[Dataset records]

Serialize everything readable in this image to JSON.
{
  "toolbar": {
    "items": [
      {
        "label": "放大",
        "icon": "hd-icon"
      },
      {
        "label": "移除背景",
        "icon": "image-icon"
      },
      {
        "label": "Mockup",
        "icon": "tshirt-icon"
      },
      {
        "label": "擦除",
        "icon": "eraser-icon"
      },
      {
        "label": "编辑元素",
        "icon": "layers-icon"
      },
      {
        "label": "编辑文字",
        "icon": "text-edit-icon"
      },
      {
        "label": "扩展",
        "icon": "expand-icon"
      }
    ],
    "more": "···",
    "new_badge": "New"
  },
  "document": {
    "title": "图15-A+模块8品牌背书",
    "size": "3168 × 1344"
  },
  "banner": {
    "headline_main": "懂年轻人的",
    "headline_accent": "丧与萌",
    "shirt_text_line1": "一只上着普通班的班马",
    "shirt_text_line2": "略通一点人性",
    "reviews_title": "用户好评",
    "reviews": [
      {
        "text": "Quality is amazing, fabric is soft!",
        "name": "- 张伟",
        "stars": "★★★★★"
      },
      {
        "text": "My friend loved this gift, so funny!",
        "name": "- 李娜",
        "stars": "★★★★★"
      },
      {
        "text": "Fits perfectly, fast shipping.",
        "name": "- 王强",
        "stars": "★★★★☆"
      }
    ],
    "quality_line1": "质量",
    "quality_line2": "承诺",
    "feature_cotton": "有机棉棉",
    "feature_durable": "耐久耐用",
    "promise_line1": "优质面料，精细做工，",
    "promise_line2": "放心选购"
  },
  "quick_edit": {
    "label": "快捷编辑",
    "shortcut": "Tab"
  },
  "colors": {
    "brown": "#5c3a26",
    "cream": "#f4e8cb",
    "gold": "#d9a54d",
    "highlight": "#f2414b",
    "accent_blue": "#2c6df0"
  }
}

## [YOUR INSTRUCTIONS]
Reproduce every line from the entries that holds the word "this".

## [ANSWER]
Serialize everything readable in this image to JSON.
        "text": "My friend loved this gift, so funny!",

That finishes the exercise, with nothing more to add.